**What is being asked**
Show every line where "structured" occurs.

[Data entries]
_ _ _
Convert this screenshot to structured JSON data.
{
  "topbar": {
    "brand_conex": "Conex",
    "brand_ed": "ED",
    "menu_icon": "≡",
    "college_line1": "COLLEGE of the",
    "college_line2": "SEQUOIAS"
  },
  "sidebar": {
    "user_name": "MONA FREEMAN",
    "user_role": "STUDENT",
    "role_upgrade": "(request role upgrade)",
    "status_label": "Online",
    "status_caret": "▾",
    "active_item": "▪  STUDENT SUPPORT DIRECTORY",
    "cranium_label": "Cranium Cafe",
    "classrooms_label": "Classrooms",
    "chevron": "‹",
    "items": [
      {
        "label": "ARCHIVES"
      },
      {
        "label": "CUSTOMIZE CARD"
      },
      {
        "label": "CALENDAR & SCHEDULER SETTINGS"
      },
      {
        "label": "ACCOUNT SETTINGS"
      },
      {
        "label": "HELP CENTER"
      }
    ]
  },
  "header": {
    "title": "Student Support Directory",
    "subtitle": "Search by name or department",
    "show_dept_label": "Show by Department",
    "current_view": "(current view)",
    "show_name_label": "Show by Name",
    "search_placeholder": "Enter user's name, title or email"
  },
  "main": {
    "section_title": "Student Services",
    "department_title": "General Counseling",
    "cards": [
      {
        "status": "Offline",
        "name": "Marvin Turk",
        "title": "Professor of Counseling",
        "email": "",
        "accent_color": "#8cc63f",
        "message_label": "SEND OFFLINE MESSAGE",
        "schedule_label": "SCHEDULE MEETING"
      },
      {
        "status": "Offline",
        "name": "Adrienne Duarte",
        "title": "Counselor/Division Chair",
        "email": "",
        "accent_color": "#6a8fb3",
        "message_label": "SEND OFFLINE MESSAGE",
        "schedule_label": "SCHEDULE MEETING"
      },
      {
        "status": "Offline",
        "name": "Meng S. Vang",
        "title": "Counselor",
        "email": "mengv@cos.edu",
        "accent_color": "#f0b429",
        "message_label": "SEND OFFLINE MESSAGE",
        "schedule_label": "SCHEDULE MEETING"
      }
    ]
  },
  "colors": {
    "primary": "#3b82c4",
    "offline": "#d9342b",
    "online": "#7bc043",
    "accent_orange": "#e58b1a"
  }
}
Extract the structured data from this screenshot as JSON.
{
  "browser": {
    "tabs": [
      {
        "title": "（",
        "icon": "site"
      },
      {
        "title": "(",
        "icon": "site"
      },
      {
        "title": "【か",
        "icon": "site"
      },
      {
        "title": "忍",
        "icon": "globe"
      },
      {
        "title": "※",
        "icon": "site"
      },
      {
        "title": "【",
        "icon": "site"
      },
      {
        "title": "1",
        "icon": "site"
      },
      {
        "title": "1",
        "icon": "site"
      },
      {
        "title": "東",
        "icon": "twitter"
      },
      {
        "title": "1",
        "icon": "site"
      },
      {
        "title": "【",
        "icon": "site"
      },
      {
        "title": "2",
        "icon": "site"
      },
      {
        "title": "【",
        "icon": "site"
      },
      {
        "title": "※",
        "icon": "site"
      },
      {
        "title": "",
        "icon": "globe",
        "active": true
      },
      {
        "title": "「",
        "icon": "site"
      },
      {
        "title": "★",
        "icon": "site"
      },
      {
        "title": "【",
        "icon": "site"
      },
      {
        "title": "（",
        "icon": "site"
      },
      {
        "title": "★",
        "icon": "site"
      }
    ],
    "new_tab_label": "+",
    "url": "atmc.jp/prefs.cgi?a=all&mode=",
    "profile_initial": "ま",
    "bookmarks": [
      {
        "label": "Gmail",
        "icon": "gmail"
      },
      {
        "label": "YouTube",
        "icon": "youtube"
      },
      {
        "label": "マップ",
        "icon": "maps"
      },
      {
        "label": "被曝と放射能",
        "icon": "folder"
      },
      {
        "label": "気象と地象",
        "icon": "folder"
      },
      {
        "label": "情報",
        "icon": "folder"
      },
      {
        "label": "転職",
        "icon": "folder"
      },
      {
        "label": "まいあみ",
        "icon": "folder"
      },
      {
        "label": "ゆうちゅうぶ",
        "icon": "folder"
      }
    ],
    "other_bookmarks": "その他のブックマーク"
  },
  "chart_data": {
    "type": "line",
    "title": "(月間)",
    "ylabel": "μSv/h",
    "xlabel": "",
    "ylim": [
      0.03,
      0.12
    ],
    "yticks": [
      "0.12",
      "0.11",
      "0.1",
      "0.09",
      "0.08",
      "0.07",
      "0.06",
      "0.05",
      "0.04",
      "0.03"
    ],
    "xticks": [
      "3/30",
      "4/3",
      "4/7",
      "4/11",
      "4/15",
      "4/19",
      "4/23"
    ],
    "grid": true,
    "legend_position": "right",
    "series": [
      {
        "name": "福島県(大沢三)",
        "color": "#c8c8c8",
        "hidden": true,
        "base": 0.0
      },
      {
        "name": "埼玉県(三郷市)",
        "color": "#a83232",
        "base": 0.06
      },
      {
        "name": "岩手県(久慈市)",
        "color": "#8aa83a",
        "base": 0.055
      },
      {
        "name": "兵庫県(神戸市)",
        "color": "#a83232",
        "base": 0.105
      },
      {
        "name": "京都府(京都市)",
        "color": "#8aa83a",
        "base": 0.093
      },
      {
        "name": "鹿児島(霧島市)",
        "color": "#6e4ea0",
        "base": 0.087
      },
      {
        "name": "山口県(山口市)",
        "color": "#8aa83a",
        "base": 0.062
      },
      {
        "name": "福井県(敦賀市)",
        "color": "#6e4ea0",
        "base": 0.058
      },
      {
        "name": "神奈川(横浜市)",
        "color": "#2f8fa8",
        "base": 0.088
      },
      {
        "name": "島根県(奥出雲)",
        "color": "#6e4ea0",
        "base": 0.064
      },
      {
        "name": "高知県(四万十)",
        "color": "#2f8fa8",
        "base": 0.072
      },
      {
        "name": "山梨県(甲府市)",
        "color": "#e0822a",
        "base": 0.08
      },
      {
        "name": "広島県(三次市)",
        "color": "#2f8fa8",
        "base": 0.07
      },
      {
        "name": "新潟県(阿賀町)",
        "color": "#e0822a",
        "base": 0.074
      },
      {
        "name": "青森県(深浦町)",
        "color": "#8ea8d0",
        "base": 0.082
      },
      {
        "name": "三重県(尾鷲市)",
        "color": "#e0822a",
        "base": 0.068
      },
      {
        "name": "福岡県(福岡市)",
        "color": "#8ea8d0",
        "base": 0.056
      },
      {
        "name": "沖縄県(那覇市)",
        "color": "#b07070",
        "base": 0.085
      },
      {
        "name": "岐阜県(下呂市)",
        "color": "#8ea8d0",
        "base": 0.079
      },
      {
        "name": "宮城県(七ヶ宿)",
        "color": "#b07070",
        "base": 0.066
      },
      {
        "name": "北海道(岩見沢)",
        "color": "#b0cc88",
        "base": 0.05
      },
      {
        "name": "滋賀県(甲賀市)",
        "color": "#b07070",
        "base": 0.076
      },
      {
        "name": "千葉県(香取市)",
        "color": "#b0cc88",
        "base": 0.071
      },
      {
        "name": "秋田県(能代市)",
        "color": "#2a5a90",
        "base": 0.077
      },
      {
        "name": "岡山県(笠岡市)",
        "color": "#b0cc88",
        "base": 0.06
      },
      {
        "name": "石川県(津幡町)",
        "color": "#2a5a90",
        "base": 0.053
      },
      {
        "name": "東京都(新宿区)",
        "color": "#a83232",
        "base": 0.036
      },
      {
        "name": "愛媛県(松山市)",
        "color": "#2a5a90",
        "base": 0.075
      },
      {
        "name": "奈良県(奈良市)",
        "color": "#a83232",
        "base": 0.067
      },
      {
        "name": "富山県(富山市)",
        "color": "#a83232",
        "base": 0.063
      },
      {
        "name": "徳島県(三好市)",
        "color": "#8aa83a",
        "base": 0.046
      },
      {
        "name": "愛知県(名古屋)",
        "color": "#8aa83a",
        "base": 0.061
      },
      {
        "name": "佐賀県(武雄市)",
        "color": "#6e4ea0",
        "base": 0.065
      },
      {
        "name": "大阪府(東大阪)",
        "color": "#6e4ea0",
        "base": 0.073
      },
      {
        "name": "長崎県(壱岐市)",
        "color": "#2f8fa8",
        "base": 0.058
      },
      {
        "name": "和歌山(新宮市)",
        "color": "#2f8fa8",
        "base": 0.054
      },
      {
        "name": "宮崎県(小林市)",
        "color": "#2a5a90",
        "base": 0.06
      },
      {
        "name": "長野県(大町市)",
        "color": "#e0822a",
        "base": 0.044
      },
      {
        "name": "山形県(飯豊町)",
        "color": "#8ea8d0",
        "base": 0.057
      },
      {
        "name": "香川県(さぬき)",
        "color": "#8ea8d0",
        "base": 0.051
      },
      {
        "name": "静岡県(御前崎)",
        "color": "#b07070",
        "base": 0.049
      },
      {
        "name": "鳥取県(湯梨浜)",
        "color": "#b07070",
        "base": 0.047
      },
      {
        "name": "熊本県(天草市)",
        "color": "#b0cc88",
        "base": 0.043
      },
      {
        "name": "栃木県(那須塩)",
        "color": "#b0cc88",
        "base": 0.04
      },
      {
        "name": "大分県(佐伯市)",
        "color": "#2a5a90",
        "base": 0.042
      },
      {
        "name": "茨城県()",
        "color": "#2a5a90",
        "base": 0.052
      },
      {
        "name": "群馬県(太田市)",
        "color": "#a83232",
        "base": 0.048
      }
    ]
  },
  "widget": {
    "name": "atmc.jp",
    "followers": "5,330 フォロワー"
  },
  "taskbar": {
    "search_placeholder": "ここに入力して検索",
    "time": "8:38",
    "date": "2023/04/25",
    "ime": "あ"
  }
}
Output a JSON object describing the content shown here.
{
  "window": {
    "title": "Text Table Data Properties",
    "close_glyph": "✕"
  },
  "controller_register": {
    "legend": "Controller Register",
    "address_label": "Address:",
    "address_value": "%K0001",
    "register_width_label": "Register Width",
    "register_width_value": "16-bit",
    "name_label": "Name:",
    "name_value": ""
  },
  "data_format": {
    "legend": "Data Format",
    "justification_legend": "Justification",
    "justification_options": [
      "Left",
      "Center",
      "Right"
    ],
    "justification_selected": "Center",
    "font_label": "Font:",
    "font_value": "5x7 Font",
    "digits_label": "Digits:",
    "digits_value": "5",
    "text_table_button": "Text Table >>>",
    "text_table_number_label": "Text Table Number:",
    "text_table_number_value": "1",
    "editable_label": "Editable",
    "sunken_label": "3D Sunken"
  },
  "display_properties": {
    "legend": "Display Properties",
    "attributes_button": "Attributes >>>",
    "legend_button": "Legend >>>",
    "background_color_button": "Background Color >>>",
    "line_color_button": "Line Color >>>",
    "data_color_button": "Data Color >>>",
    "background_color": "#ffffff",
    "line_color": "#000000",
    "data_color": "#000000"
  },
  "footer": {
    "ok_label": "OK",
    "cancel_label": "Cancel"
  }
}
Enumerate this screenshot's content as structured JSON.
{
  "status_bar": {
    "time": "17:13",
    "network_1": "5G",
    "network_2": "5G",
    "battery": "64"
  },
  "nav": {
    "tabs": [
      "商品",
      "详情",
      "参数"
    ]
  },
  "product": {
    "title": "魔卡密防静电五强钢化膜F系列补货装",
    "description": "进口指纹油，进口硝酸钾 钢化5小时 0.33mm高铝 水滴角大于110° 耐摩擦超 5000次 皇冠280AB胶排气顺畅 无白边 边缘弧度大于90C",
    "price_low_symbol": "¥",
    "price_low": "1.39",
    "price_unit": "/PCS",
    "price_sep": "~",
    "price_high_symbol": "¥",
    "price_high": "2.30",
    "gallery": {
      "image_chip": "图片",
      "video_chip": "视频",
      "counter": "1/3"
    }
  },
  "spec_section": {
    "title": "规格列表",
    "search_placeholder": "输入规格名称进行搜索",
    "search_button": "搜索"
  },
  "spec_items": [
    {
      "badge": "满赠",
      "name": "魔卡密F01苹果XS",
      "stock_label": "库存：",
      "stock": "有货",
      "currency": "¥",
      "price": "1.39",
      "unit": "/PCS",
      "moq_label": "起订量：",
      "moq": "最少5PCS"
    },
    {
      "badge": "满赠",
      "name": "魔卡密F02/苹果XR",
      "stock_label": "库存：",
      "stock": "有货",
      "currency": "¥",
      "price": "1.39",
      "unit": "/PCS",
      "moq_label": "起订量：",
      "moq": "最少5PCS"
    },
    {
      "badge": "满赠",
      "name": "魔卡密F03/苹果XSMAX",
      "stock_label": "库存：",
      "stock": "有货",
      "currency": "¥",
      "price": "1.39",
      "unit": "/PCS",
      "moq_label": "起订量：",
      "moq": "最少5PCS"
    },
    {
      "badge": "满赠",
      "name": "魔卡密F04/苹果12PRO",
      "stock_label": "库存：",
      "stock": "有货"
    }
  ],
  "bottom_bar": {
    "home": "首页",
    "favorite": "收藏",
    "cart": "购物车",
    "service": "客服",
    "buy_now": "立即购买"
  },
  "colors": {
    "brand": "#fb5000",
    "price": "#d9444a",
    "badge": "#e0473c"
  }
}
_ _ _
**Result of this exercise**
Convert this screenshot to structured JSON data.
Extract the structured data from this screenshot as JSON.
Enumerate this screenshot's content as structured JSON.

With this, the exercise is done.